| TASK |
Write out the entire listing below exactly as it appears, minus any pictures.

| SUPPLIED ENTRIES |
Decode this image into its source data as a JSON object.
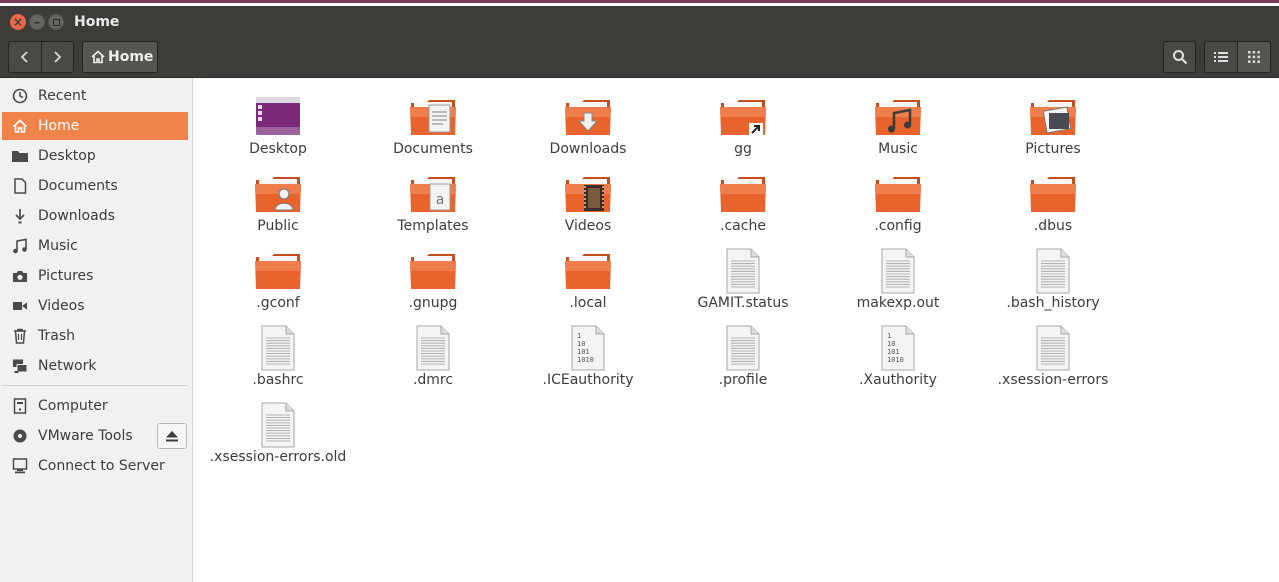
{
  "window": {
    "title": "Home"
  },
  "toolbar": {
    "path_label": "Home"
  },
  "sidebar": {
    "items": [
      {
        "label": "Recent",
        "icon": "clock-icon"
      },
      {
        "label": "Home",
        "icon": "home-icon"
      },
      {
        "label": "Desktop",
        "icon": "folder-icon"
      },
      {
        "label": "Documents",
        "icon": "document-icon"
      },
      {
        "label": "Downloads",
        "icon": "download-icon"
      },
      {
        "label": "Music",
        "icon": "music-note-icon"
      },
      {
        "label": "Pictures",
        "icon": "camera-icon"
      },
      {
        "label": "Videos",
        "icon": "video-icon"
      },
      {
        "label": "Trash",
        "icon": "trash-icon"
      },
      {
        "label": "Network",
        "icon": "network-icon"
      },
      {
        "label": "Computer",
        "icon": "computer-icon"
      },
      {
        "label": "VMware Tools",
        "icon": "disc-icon"
      },
      {
        "label": "Connect to Server",
        "icon": "server-icon"
      }
    ]
  },
  "files": [
    {
      "name": "Desktop",
      "type": "desktop-folder"
    },
    {
      "name": "Documents",
      "type": "folder-documents"
    },
    {
      "name": "Downloads",
      "type": "folder-downloads"
    },
    {
      "name": "gg",
      "type": "folder-link"
    },
    {
      "name": "Music",
      "type": "folder-music"
    },
    {
      "name": "Pictures",
      "type": "folder-pictures"
    },
    {
      "name": "Public",
      "type": "folder-public"
    },
    {
      "name": "Templates",
      "type": "folder-templates"
    },
    {
      "name": "Videos",
      "type": "folder-videos"
    },
    {
      "name": ".cache",
      "type": "folder"
    },
    {
      "name": ".config",
      "type": "folder"
    },
    {
      "name": ".dbus",
      "type": "folder"
    },
    {
      "name": ".gconf",
      "type": "folder"
    },
    {
      "name": ".gnupg",
      "type": "folder"
    },
    {
      "name": ".local",
      "type": "folder"
    },
    {
      "name": "GAMIT.status",
      "type": "text-file"
    },
    {
      "name": "makexp.out",
      "type": "text-file"
    },
    {
      "name": ".bash_history",
      "type": "text-file"
    },
    {
      "name": ".bashrc",
      "type": "text-file"
    },
    {
      "name": ".dmrc",
      "type": "text-file"
    },
    {
      "name": ".ICEauthority",
      "type": "binary-file"
    },
    {
      "name": ".profile",
      "type": "text-file"
    },
    {
      "name": ".Xauthority",
      "type": "binary-file"
    },
    {
      "name": ".xsession-errors",
      "type": "text-file"
    },
    {
      "name": ".xsession-errors.old",
      "type": "text-file"
    }
  ],
  "binary_glyph_lines": [
    "1",
    "10",
    "101",
    "1010"
  ],
  "template_glyph": "a",
  "colors": {
    "accent": "#f0834a",
    "titlebar": "#3d3c38",
    "folder": "#e9642c",
    "desktop_folder": "#7b2a7a"
  }
}
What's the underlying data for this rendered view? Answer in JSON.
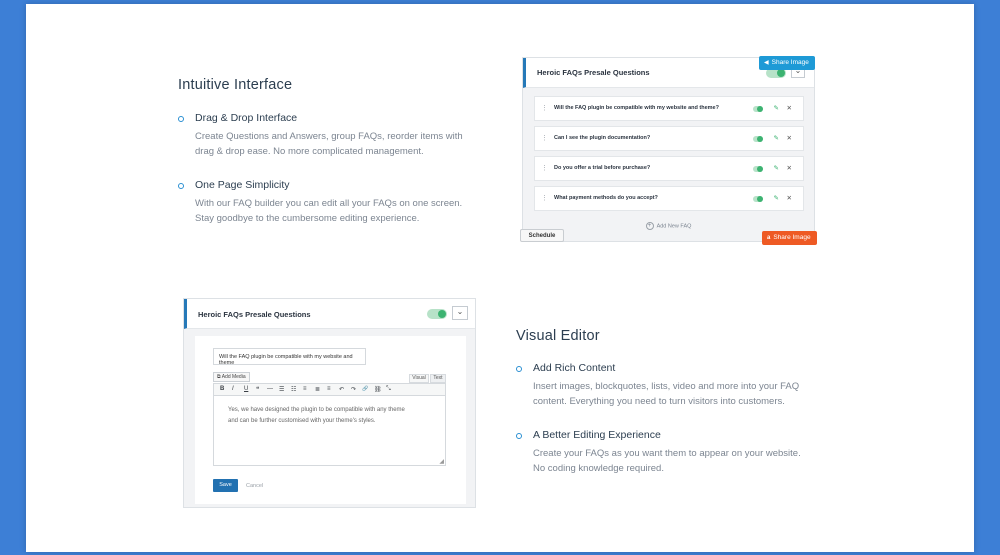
{
  "section1": {
    "heading": "Intuitive Interface",
    "items": [
      {
        "title": "Drag & Drop Interface",
        "line1": "Create Questions and Answers, group FAQs, reorder items with",
        "line2": "drag & drop ease. No more complicated management."
      },
      {
        "title": "One Page Simplicity",
        "line1": "With our FAQ builder you can edit all your FAQs on one screen.",
        "line2": "Stay goodbye to the cumbersome editing experience."
      }
    ]
  },
  "section2": {
    "heading": "Visual Editor",
    "items": [
      {
        "title": "Add Rich Content",
        "line1": "Insert images, blockquotes, lists, video and more into your FAQ",
        "line2": "content. Everything you need to turn visitors into customers."
      },
      {
        "title": "A Better Editing Experience",
        "line1": "Create your FAQs as you want them to appear on your website.",
        "line2": "No coding knowledge required."
      }
    ]
  },
  "builder": {
    "group_title": "Heroic FAQs Presale Questions",
    "chevron": "⌄",
    "faqs": [
      "Will the FAQ plugin be compatible with my website and theme?",
      "Can I see the plugin documentation?",
      "Do you offer a trial before purchase?",
      "What payment methods do you accept?"
    ],
    "grip": "⋮",
    "edit_glyph": "✎",
    "delete_glyph": "✕",
    "add_label": "Add New FAQ",
    "schedule_label": "Schedule"
  },
  "share_top": {
    "label": "Share Image",
    "icon": "◀",
    "color": "#1e9ad6"
  },
  "share_bottom": {
    "label": "Share Image",
    "icon": "a",
    "color": "#ee5a24"
  },
  "editor": {
    "group_title": "Heroic FAQs Presale Questions",
    "chevron": "⌄",
    "question_value": "Will the FAQ plugin be compatible with my website and theme",
    "add_media_label": "Add Media",
    "tab_visual": "Visual",
    "tab_text": "Text",
    "toolbar": [
      "B",
      "I",
      "U",
      "❝",
      "—",
      "☰",
      "☷",
      "≡",
      "≣",
      "≡",
      "↶",
      "↷",
      "🔗",
      "⛓",
      "⤡"
    ],
    "content_line1": "Yes, we have designed the plugin to be compatible with any theme",
    "content_line2": "and can be further customised with your theme's styles.",
    "save_label": "Save",
    "cancel_label": "Cancel"
  }
}
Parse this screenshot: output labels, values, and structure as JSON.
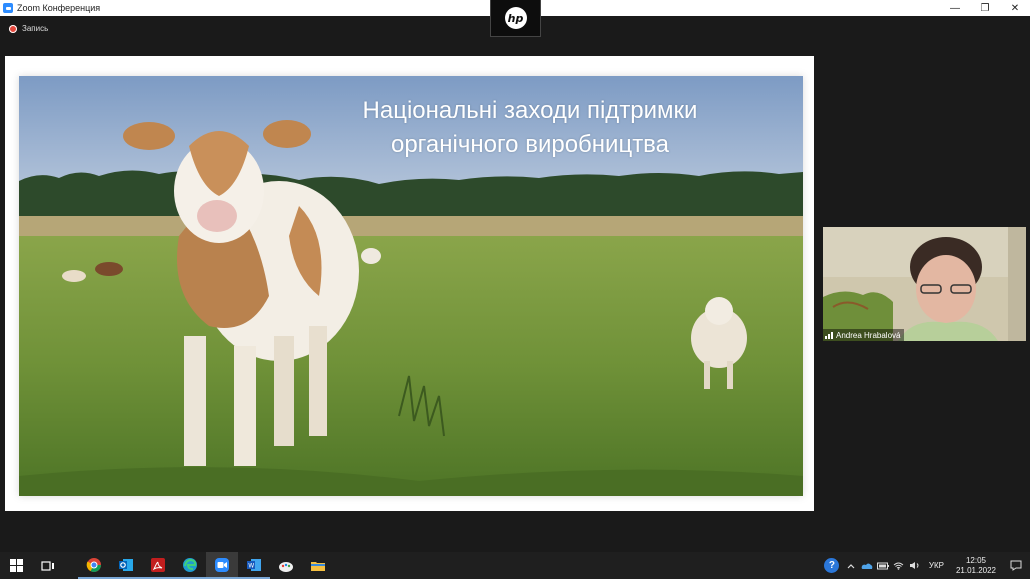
{
  "window": {
    "title": "Zoom Конференция",
    "controls": {
      "minimize": "—",
      "restore": "❐",
      "close": "✕"
    }
  },
  "overlay_tab": {
    "logo_text": "hp"
  },
  "recording": {
    "label": "Запись"
  },
  "slide": {
    "title_line1": "Національні заходи підтримки",
    "title_line2": "органічного виробництва"
  },
  "participant": {
    "name": "Andrea Hrabalová"
  },
  "taskbar": {
    "apps": [
      "windows-start",
      "task-view",
      "chrome",
      "outlook",
      "acrobat",
      "edge",
      "zoom",
      "word",
      "paint",
      "file-explorer"
    ],
    "tray": {
      "help_glyph": "?",
      "language": "УКР",
      "time": "12:05",
      "date": "21.01.2022"
    }
  },
  "colors": {
    "zoom_blue": "#2d8cff",
    "record_red": "#e5483d",
    "taskbar": "#1f1f1f"
  }
}
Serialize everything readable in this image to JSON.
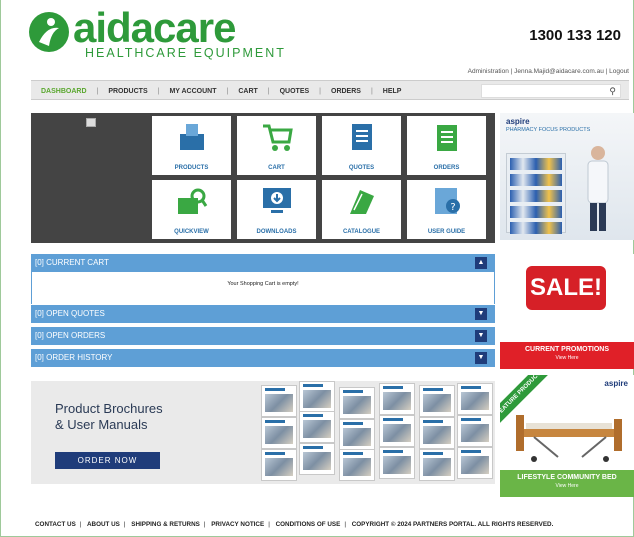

| EXERCISE ANSWER |
Decode this image into its source data as a JSON object.
{
  "window": {
    "title": "Home"
  },
  "toolbar": {
    "path_label": "Home"
  },
  "sidebar": {
    "items": [
      {
        "label": "Recent",
        "icon": "clock-icon"
      },
      {
        "label": "Home",
        "icon": "home-icon"
      },
      {
        "label": "Desktop",
        "icon": "folder-icon"
      },
      {
        "label": "Documents",
        "icon": "document-icon"
      },
      {
        "label": "Downloads",
        "icon": "download-icon"
      },
      {
        "label": "Music",
        "icon": "music-note-icon"
      },
      {
        "label": "Pictures",
        "icon": "camera-icon"
      },
      {
        "label": "Videos",
        "icon": "video-icon"
      },
      {
        "label": "Trash",
        "icon": "trash-icon"
      },
      {
        "label": "Network",
        "icon": "network-icon"
      },
      {
        "label": "Computer",
        "icon": "computer-icon"
      },
      {
        "label": "VMware Tools",
        "icon": "disc-icon"
      },
      {
        "label": "Connect to Server",
        "icon": "server-icon"
      }
    ]
  },
  "files": [
    {
      "name": "Desktop",
      "type": "desktop-folder"
    },
    {
      "name": "Documents",
      "type": "folder-documents"
    },
    {
      "name": "Downloads",
      "type": "folder-downloads"
    },
    {
      "name": "gg",
      "type": "folder-link"
    },
    {
      "name": "Music",
      "type": "folder-music"
    },
    {
      "name": "Pictures",
      "type": "folder-pictures"
    },
    {
      "name": "Public",
      "type": "folder-public"
    },
    {
      "name": "Templates",
      "type": "folder-templates"
    },
    {
      "name": "Videos",
      "type": "folder-videos"
    },
    {
      "name": ".cache",
      "type": "folder"
    },
    {
      "name": ".config",
      "type": "folder"
    },
    {
      "name": ".dbus",
      "type": "folder"
    },
    {
      "name": ".gconf",
      "type": "folder"
    },
    {
      "name": ".gnupg",
      "type": "folder"
    },
    {
      "name": ".local",
      "type": "folder"
    },
    {
      "name": "GAMIT.status",
      "type": "text-file"
    },
    {
      "name": "makexp.out",
      "type": "text-file"
    },
    {
      "name": ".bash_history",
      "type": "text-file"
    },
    {
      "name": ".bashrc",
      "type": "text-file"
    },
    {
      "name": ".dmrc",
      "type": "text-file"
    },
    {
      "name": ".ICEauthority",
      "type": "binary-file"
    },
    {
      "name": ".profile",
      "type": "text-file"
    },
    {
      "name": ".Xauthority",
      "type": "binary-file"
    },
    {
      "name": ".xsession-errors",
      "type": "text-file"
    },
    {
      "name": ".xsession-errors.old",
      "type": "text-file"
    }
  ],
  "binary_glyph_lines": [
    "1",
    "10",
    "101",
    "1010"
  ],
  "template_glyph": "a",
  "colors": {
    "accent": "#f0834a",
    "titlebar": "#3d3c38",
    "folder": "#e9642c",
    "desktop_folder": "#7b2a7a"
  }
}
What's the underlying data for this rendered view? Answer in JSON.
{
  "section1": {
    "heading": "Intuitive Interface",
    "items": [
      {
        "title": "Drag & Drop Interface",
        "line1": "Create Questions and Answers, group FAQs, reorder items with",
        "line2": "drag & drop ease. No more complicated management."
      },
      {
        "title": "One Page Simplicity",
        "line1": "With our FAQ builder you can edit all your FAQs on one screen.",
        "line2": "Stay goodbye to the cumbersome editing experience."
      }
    ]
  },
  "section2": {
    "heading": "Visual Editor",
    "items": [
      {
        "title": "Add Rich Content",
        "line1": "Insert images, blockquotes, lists, video and more into your FAQ",
        "line2": "content. Everything you need to turn visitors into customers."
      },
      {
        "title": "A Better Editing Experience",
        "line1": "Create your FAQs as you want them to appear on your website.",
        "line2": "No coding knowledge required."
      }
    ]
  },
  "builder": {
    "group_title": "Heroic FAQs Presale Questions",
    "chevron": "⌄",
    "faqs": [
      "Will the FAQ plugin be compatible with my website and theme?",
      "Can I see the plugin documentation?",
      "Do you offer a trial before purchase?",
      "What payment methods do you accept?"
    ],
    "grip": "⋮",
    "edit_glyph": "✎",
    "delete_glyph": "✕",
    "add_label": "Add New FAQ",
    "schedule_label": "Schedule"
  },
  "share_top": {
    "label": "Share Image",
    "icon": "◀",
    "color": "#1e9ad6"
  },
  "share_bottom": {
    "label": "Share Image",
    "icon": "a",
    "color": "#ee5a24"
  },
  "editor": {
    "group_title": "Heroic FAQs Presale Questions",
    "chevron": "⌄",
    "question_value": "Will the FAQ plugin be compatible with my website and theme",
    "add_media_label": "Add Media",
    "tab_visual": "Visual",
    "tab_text": "Text",
    "toolbar": [
      "B",
      "I",
      "U",
      "❝",
      "—",
      "☰",
      "☷",
      "≡",
      "≣",
      "≡",
      "↶",
      "↷",
      "🔗",
      "⛓",
      "⤡"
    ],
    "content_line1": "Yes, we have designed the plugin to be compatible with any theme",
    "content_line2": "and can be further customised with your theme's styles.",
    "save_label": "Save",
    "cancel_label": "Cancel"
  }
}
Parse this screenshot: output labels, values, and structure as JSON.
{
  "window": {
    "title": "Zoom Конференция",
    "controls": {
      "minimize": "—",
      "restore": "❐",
      "close": "✕"
    }
  },
  "overlay_tab": {
    "logo_text": "hp"
  },
  "recording": {
    "label": "Запись"
  },
  "slide": {
    "title_line1": "Національні заходи підтримки",
    "title_line2": "органічного виробництва"
  },
  "participant": {
    "name": "Andrea Hrabalová"
  },
  "taskbar": {
    "apps": [
      "windows-start",
      "task-view",
      "chrome",
      "outlook",
      "acrobat",
      "edge",
      "zoom",
      "word",
      "paint",
      "file-explorer"
    ],
    "tray": {
      "help_glyph": "?",
      "language": "УКР",
      "time": "12:05",
      "date": "21.01.2022"
    }
  },
  "colors": {
    "zoom_blue": "#2d8cff",
    "record_red": "#e5483d",
    "taskbar": "#1f1f1f"
  }
}
Serialize everything readable in this image to JSON.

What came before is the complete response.